WORK REQUIRED: Copy every line in which the string "JSON" occurs.

[Records from a collection of figures]

***

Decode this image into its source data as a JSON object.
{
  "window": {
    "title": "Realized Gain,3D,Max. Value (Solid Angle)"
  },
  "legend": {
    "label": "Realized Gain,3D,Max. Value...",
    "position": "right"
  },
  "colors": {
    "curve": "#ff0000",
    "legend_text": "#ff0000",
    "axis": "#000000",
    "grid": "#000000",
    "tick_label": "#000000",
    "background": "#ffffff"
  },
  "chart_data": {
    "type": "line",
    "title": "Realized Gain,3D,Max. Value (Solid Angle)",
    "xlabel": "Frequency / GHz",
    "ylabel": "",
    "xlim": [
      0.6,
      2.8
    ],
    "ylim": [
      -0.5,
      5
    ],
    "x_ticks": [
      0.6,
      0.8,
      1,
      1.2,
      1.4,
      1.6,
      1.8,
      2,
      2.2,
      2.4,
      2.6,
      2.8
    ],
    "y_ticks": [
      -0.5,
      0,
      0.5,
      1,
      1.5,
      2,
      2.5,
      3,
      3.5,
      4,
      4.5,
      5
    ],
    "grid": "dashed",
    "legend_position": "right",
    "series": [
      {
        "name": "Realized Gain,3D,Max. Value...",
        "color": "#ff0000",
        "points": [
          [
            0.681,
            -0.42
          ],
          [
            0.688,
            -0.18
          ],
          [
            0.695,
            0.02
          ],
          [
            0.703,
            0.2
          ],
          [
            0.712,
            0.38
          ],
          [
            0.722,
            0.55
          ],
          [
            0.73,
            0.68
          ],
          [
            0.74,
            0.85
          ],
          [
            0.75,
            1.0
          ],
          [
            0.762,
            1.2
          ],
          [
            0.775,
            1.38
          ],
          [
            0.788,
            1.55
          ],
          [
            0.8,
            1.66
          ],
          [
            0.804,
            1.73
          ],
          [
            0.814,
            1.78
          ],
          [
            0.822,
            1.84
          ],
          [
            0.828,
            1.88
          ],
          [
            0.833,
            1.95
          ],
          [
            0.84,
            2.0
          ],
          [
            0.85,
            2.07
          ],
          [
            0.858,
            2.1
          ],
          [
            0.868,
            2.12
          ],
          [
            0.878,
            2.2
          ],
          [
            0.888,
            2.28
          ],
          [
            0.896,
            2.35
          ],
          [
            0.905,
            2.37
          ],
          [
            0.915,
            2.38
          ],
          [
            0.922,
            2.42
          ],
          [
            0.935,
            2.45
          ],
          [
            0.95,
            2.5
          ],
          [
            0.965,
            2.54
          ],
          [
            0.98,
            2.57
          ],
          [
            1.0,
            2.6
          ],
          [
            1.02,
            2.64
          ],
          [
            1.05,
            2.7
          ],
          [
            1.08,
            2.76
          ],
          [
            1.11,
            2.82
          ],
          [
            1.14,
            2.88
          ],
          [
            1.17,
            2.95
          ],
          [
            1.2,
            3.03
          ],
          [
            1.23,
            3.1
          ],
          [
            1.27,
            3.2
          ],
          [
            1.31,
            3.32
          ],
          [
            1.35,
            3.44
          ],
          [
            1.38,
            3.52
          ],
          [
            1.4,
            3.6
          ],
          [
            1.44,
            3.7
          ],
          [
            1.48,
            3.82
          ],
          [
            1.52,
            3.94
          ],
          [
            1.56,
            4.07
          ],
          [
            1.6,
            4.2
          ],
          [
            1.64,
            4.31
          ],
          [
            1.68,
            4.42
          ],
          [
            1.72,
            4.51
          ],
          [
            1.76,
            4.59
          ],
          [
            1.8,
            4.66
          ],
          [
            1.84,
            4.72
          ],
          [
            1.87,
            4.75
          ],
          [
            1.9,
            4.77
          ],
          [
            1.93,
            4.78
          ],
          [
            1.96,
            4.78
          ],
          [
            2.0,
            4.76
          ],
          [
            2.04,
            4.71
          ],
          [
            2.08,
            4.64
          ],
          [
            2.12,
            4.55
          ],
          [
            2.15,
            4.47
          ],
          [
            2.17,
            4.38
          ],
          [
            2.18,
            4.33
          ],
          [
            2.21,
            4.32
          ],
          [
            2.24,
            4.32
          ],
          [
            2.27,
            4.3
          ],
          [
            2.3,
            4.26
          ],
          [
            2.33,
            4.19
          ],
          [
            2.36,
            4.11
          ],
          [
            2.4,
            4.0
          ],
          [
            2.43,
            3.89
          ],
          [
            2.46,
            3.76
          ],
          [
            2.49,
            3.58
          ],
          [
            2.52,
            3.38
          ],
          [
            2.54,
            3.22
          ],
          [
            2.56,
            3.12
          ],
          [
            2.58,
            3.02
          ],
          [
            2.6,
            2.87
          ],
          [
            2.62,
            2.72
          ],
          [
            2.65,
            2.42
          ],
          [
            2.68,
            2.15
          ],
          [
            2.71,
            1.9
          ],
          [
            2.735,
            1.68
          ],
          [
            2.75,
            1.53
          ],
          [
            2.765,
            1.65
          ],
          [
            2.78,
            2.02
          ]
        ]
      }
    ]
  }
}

***

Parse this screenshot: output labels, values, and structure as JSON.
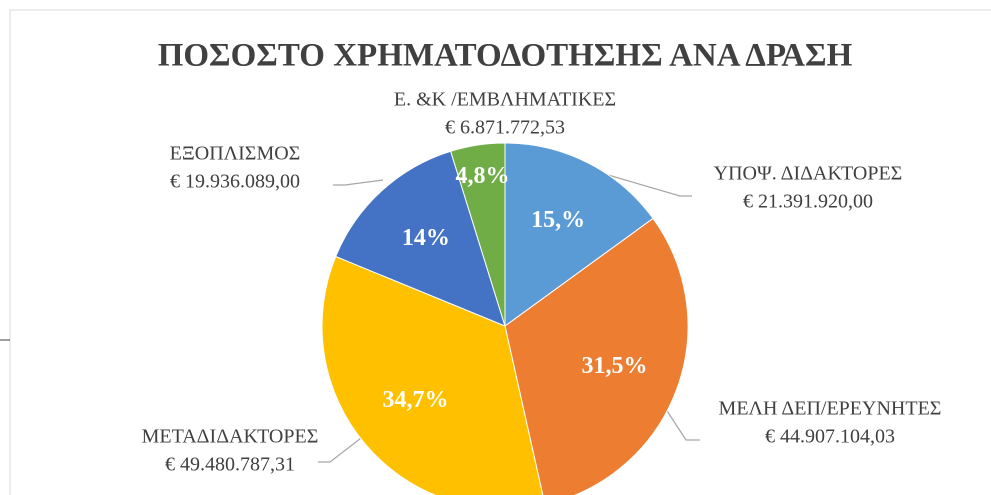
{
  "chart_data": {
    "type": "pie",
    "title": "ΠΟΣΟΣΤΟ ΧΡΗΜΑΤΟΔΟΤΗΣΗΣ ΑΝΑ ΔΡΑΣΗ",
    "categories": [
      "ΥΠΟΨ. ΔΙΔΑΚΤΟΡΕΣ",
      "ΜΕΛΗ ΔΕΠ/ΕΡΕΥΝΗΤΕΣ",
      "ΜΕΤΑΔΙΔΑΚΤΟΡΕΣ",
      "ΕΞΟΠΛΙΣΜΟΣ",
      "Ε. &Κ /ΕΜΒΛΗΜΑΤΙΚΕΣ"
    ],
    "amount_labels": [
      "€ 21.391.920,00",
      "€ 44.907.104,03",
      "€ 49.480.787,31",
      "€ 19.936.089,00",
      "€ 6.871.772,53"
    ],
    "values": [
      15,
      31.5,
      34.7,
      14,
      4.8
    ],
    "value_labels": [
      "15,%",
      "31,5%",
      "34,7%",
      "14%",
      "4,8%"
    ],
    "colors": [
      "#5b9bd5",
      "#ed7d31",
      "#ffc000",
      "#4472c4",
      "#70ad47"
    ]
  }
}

***

THE OUTPUT:
Decode this image into its source data as a JSON object.
Parse this screenshot: output labels, values, and structure as JSON.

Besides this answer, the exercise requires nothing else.